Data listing
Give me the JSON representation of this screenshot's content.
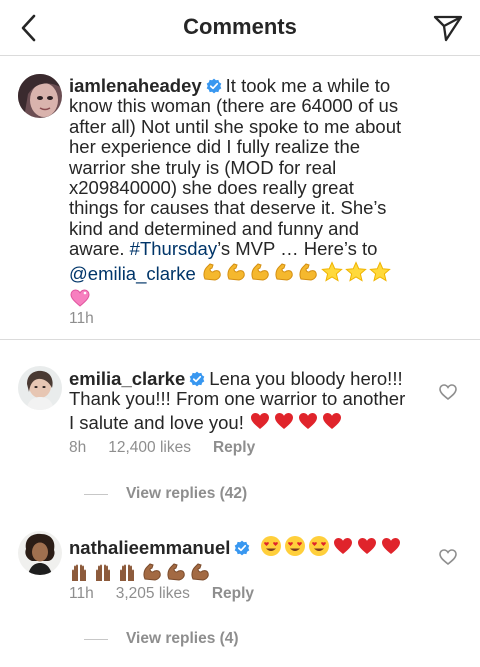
{
  "header": {
    "title": "Comments"
  },
  "caption": {
    "username": "iamlenaheadey",
    "text_lines": [
      "It took me a while to",
      "know this woman (there are 64000 of us",
      "after all) Not until she spoke to me about",
      "her experience did I fully realize the",
      "warrior she truly is (MOD for real",
      "x209840000) she does really great",
      "things for causes that deserve it. She’s",
      "kind and determined and funny  and",
      "aware."
    ],
    "hashtag": "#Thursday",
    "after_hashtag": "’s MVP … Here’s to",
    "mention": "@emilia_clarke",
    "time": "11h"
  },
  "comments": [
    {
      "username": "emilia_clarke",
      "text_lines": [
        "Lena you bloody hero!!!",
        "Thank you!!! From one warrior to another",
        "I salute and love you!"
      ],
      "time": "8h",
      "likes": "12,400 likes",
      "reply": "Reply",
      "view_replies": "View replies (42)"
    },
    {
      "username": "nathalieemmanuel",
      "time": "11h",
      "likes": "3,205 likes",
      "reply": "Reply",
      "view_replies": "View replies (4)"
    }
  ],
  "colors": {
    "text": "#262626",
    "muted": "#8e8e8e",
    "link": "#003569",
    "verified": "#3897f0",
    "divider": "#dbdbdb"
  },
  "icons": [
    "back-arrow-icon",
    "direct-share-icon",
    "verified-badge-icon",
    "heart-outline-icon"
  ]
}
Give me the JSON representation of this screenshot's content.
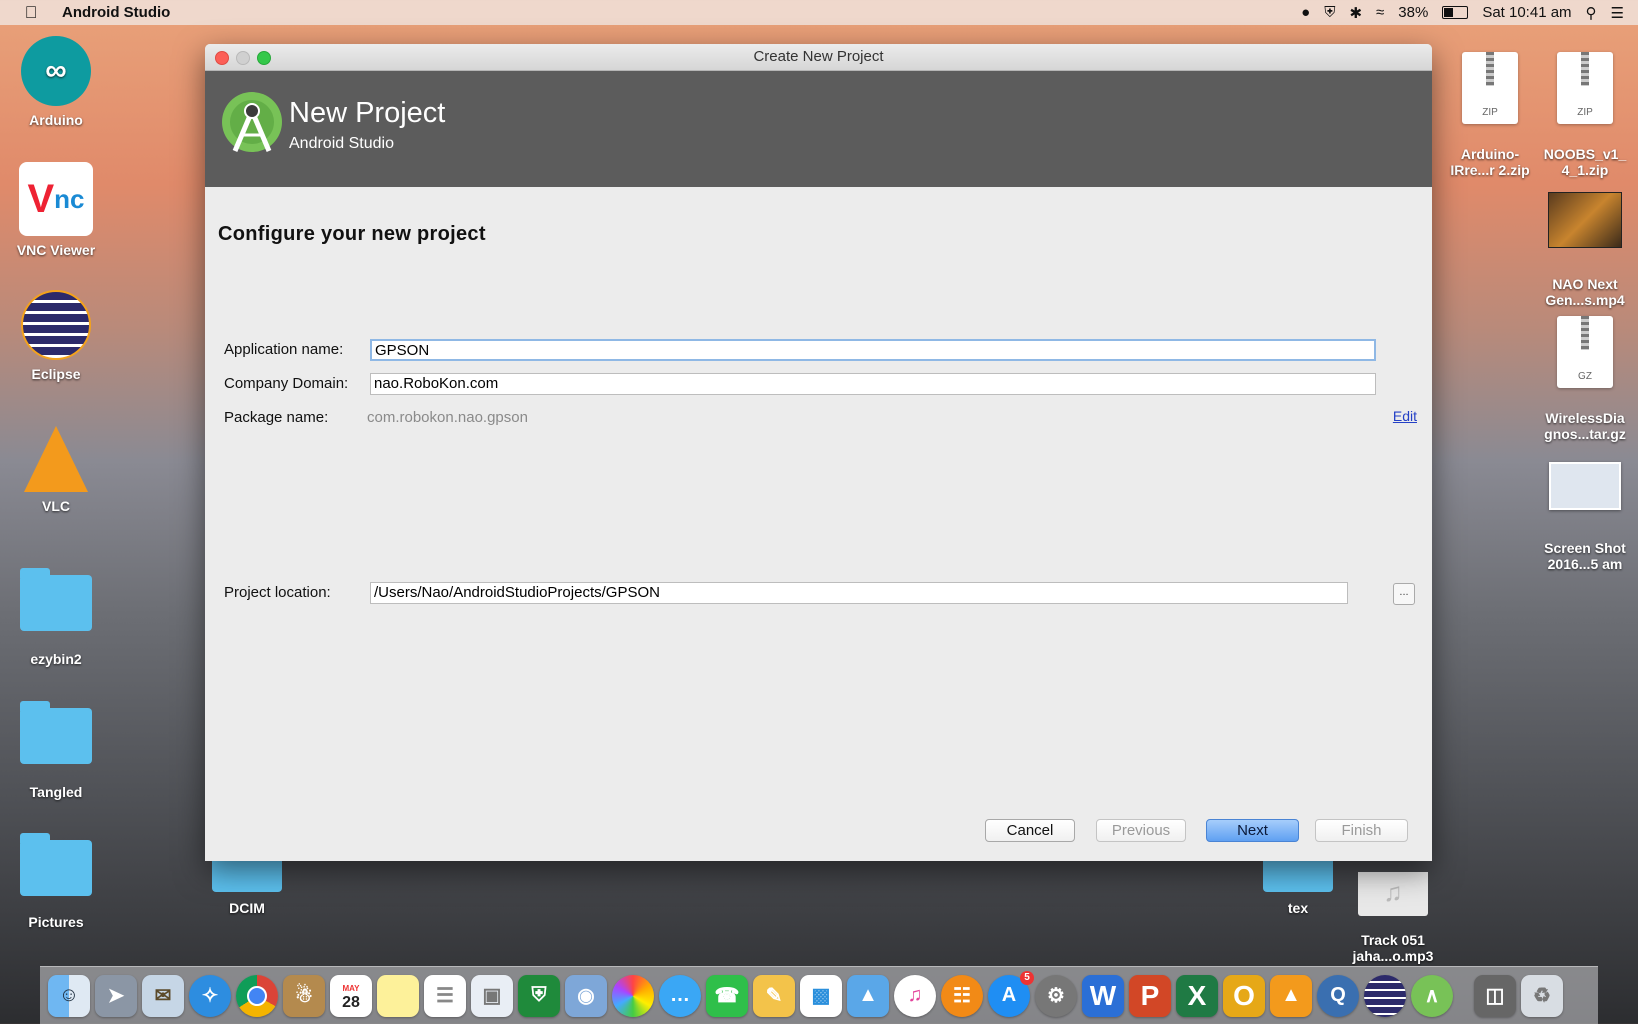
{
  "menubar": {
    "app_name": "Android Studio",
    "battery": "38%",
    "clock": "Sat 10:41 am"
  },
  "desktop": {
    "left_icons": [
      {
        "label": "Arduino"
      },
      {
        "label": "VNC Viewer"
      },
      {
        "label": "Eclipse"
      },
      {
        "label": "VLC"
      },
      {
        "label": "ezybin2"
      },
      {
        "label": "Tangled"
      },
      {
        "label": "Pictures"
      }
    ],
    "right_icons": [
      {
        "label": "Arduino-\nIRre...r 2.zip",
        "badge": "ZIP"
      },
      {
        "label": "NOOBS_v1_\n4_1.zip",
        "badge": "ZIP"
      },
      {
        "label": "NAO Next\nGen...s.mp4"
      },
      {
        "label": "WirelessDia\ngnos...tar.gz",
        "badge": "GZ"
      },
      {
        "label": "Screen Shot\n2016...5 am"
      }
    ],
    "bottom_icons": [
      {
        "label": "DCIM"
      },
      {
        "label": "tex"
      },
      {
        "label": "Track 051\njaha...o.mp3"
      }
    ]
  },
  "window": {
    "title": "Create New Project",
    "header_title": "New Project",
    "header_subtitle": "Android Studio",
    "heading": "Configure your new project",
    "app_name_label": "Application name:",
    "app_name_value": "GPSON",
    "domain_label": "Company Domain:",
    "domain_value": "nao.RoboKon.com",
    "package_label": "Package name:",
    "package_value": "com.robokon.nao.gpson",
    "edit_link": "Edit",
    "location_label": "Project location:",
    "location_value": "/Users/Nao/AndroidStudioProjects/GPSON",
    "browse_label": "...",
    "buttons": {
      "cancel": "Cancel",
      "previous": "Previous",
      "next": "Next",
      "finish": "Finish"
    }
  },
  "dock": {
    "calendar_month": "MAY",
    "calendar_day": "28",
    "appstore_badge": "5"
  }
}
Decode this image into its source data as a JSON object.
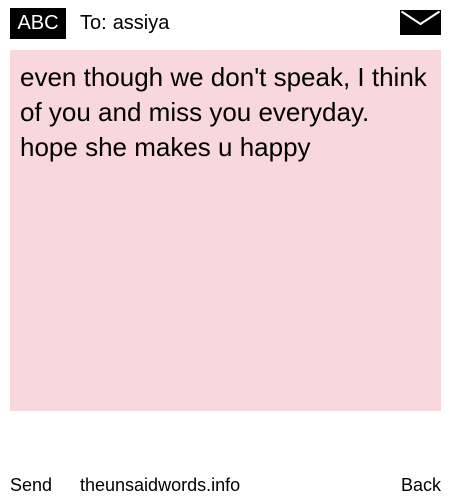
{
  "header": {
    "mode_label": "ABC",
    "to_label": "To:",
    "recipient": "assiya",
    "envelope_icon": "envelope-icon"
  },
  "message": {
    "body": "even though we don't speak, I think of you and miss you everyday. hope she makes u happy"
  },
  "footer": {
    "send_label": "Send",
    "site_label": "theunsaidwords.info",
    "back_label": "Back"
  },
  "colors": {
    "message_background": "#f8d8dc",
    "badge_background": "#000000",
    "badge_text": "#ffffff"
  }
}
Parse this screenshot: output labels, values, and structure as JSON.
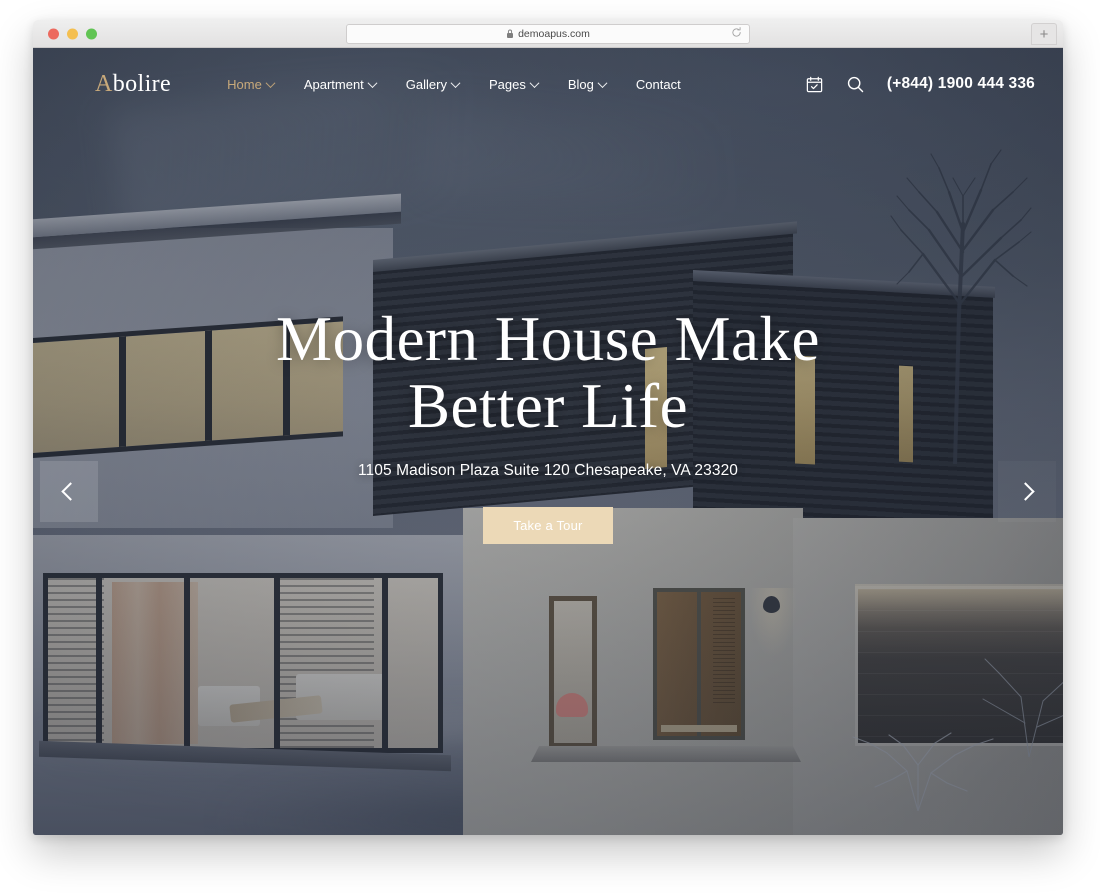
{
  "browser": {
    "url": "demoapus.com",
    "lock_icon": "lock-icon",
    "reload_icon": "reload-icon",
    "new_tab_label": "+",
    "traffic_lights": [
      "close-red",
      "minimize-yellow",
      "maximize-green"
    ]
  },
  "site": {
    "logo_first_letter": "A",
    "logo_rest": "bolire",
    "nav": [
      {
        "label": "Home",
        "has_caret": true,
        "active": true
      },
      {
        "label": "Apartment",
        "has_caret": true,
        "active": false
      },
      {
        "label": "Gallery",
        "has_caret": true,
        "active": false
      },
      {
        "label": "Pages",
        "has_caret": true,
        "active": false
      },
      {
        "label": "Blog",
        "has_caret": true,
        "active": false
      },
      {
        "label": "Contact",
        "has_caret": false,
        "active": false
      }
    ],
    "header_icons": [
      "calendar-check-icon",
      "search-icon"
    ],
    "phone": "(+844) 1900 444 336"
  },
  "hero": {
    "title_line1": "Modern House Make",
    "title_line2": "Better Life",
    "subtitle": "1105 Madison Plaza Suite 120 Chesapeake, VA 23320",
    "cta_label": "Take a Tour",
    "prev_icon": "chevron-left-icon",
    "next_icon": "chevron-right-icon"
  },
  "colors": {
    "accent_gold": "#c8a97a",
    "cta_background": "#ecd9b7",
    "text_on_hero": "#ffffff",
    "sky": "#5b6473",
    "dark_siding": "#2d323b"
  }
}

→ **PROBLEM TO WORK ON**:
Please transcribe the material above exactly as written. Leave the pictures out.

→ **RESPONSE BELOW**:
Give me the JSON representation of this screenshot's content.
{
  "header": {
    "title": "Comments"
  },
  "caption": {
    "username": "iamlenaheadey",
    "text_lines": [
      "It took me a while to",
      "know this woman (there are 64000 of us",
      "after all) Not until she spoke to me about",
      "her experience did I fully realize the",
      "warrior she truly is (MOD for real",
      "x209840000) she does really great",
      "things for causes that deserve it. She’s",
      "kind and determined and funny  and",
      "aware."
    ],
    "hashtag": "#Thursday",
    "after_hashtag": "’s MVP … Here’s to",
    "mention": "@emilia_clarke",
    "time": "11h"
  },
  "comments": [
    {
      "username": "emilia_clarke",
      "text_lines": [
        "Lena you bloody hero!!!",
        "Thank you!!! From one warrior to another",
        "I salute and love you!"
      ],
      "time": "8h",
      "likes": "12,400 likes",
      "reply": "Reply",
      "view_replies": "View replies (42)"
    },
    {
      "username": "nathalieemmanuel",
      "time": "11h",
      "likes": "3,205 likes",
      "reply": "Reply",
      "view_replies": "View replies (4)"
    }
  ],
  "colors": {
    "text": "#262626",
    "muted": "#8e8e8e",
    "link": "#003569",
    "verified": "#3897f0",
    "divider": "#dbdbdb"
  },
  "icons": [
    "back-arrow-icon",
    "direct-share-icon",
    "verified-badge-icon",
    "heart-outline-icon"
  ]
}
Give me the JSON representation of this screenshot's content.
{
  "menubar": {
    "app_name": "Android Studio",
    "battery": "38%",
    "clock": "Sat 10:41 am"
  },
  "desktop": {
    "left_icons": [
      {
        "label": "Arduino"
      },
      {
        "label": "VNC Viewer"
      },
      {
        "label": "Eclipse"
      },
      {
        "label": "VLC"
      },
      {
        "label": "ezybin2"
      },
      {
        "label": "Tangled"
      },
      {
        "label": "Pictures"
      }
    ],
    "right_icons": [
      {
        "label": "Arduino-\nIRre...r 2.zip",
        "badge": "ZIP"
      },
      {
        "label": "NOOBS_v1_\n4_1.zip",
        "badge": "ZIP"
      },
      {
        "label": "NAO Next\nGen...s.mp4"
      },
      {
        "label": "WirelessDia\ngnos...tar.gz",
        "badge": "GZ"
      },
      {
        "label": "Screen Shot\n2016...5 am"
      }
    ],
    "bottom_icons": [
      {
        "label": "DCIM"
      },
      {
        "label": "tex"
      },
      {
        "label": "Track 051\njaha...o.mp3"
      }
    ]
  },
  "window": {
    "title": "Create New Project",
    "header_title": "New Project",
    "header_subtitle": "Android Studio",
    "heading": "Configure your new project",
    "app_name_label": "Application name:",
    "app_name_value": "GPSON",
    "domain_label": "Company Domain:",
    "domain_value": "nao.RoboKon.com",
    "package_label": "Package name:",
    "package_value": "com.robokon.nao.gpson",
    "edit_link": "Edit",
    "location_label": "Project location:",
    "location_value": "/Users/Nao/AndroidStudioProjects/GPSON",
    "browse_label": "...",
    "buttons": {
      "cancel": "Cancel",
      "previous": "Previous",
      "next": "Next",
      "finish": "Finish"
    }
  },
  "dock": {
    "calendar_month": "MAY",
    "calendar_day": "28",
    "appstore_badge": "5"
  }
}
Decode this image into its source data as a JSON object.
{
  "header": {
    "mode_label": "ABC",
    "to_label": "To:",
    "recipient": "assiya",
    "envelope_icon": "envelope-icon"
  },
  "message": {
    "body": "even though we don't speak, I think of you and miss you everyday. hope she makes u happy"
  },
  "footer": {
    "send_label": "Send",
    "site_label": "theunsaidwords.info",
    "back_label": "Back"
  },
  "colors": {
    "message_background": "#f8d8dc",
    "badge_background": "#000000",
    "badge_text": "#ffffff"
  }
}
Parse this screenshot: output labels, values, and structure as JSON.
{
  "browser": {
    "url": "demoapus.com",
    "lock_icon": "lock-icon",
    "reload_icon": "reload-icon",
    "new_tab_label": "+",
    "traffic_lights": [
      "close-red",
      "minimize-yellow",
      "maximize-green"
    ]
  },
  "site": {
    "logo_first_letter": "A",
    "logo_rest": "bolire",
    "nav": [
      {
        "label": "Home",
        "has_caret": true,
        "active": true
      },
      {
        "label": "Apartment",
        "has_caret": true,
        "active": false
      },
      {
        "label": "Gallery",
        "has_caret": true,
        "active": false
      },
      {
        "label": "Pages",
        "has_caret": true,
        "active": false
      },
      {
        "label": "Blog",
        "has_caret": true,
        "active": false
      },
      {
        "label": "Contact",
        "has_caret": false,
        "active": false
      }
    ],
    "header_icons": [
      "calendar-check-icon",
      "search-icon"
    ],
    "phone": "(+844) 1900 444 336"
  },
  "hero": {
    "title_line1": "Modern House Make",
    "title_line2": "Better Life",
    "subtitle": "1105 Madison Plaza Suite 120 Chesapeake, VA 23320",
    "cta_label": "Take a Tour",
    "prev_icon": "chevron-left-icon",
    "next_icon": "chevron-right-icon"
  },
  "colors": {
    "accent_gold": "#c8a97a",
    "cta_background": "#ecd9b7",
    "text_on_hero": "#ffffff",
    "sky": "#5b6473",
    "dark_siding": "#2d323b"
  }
}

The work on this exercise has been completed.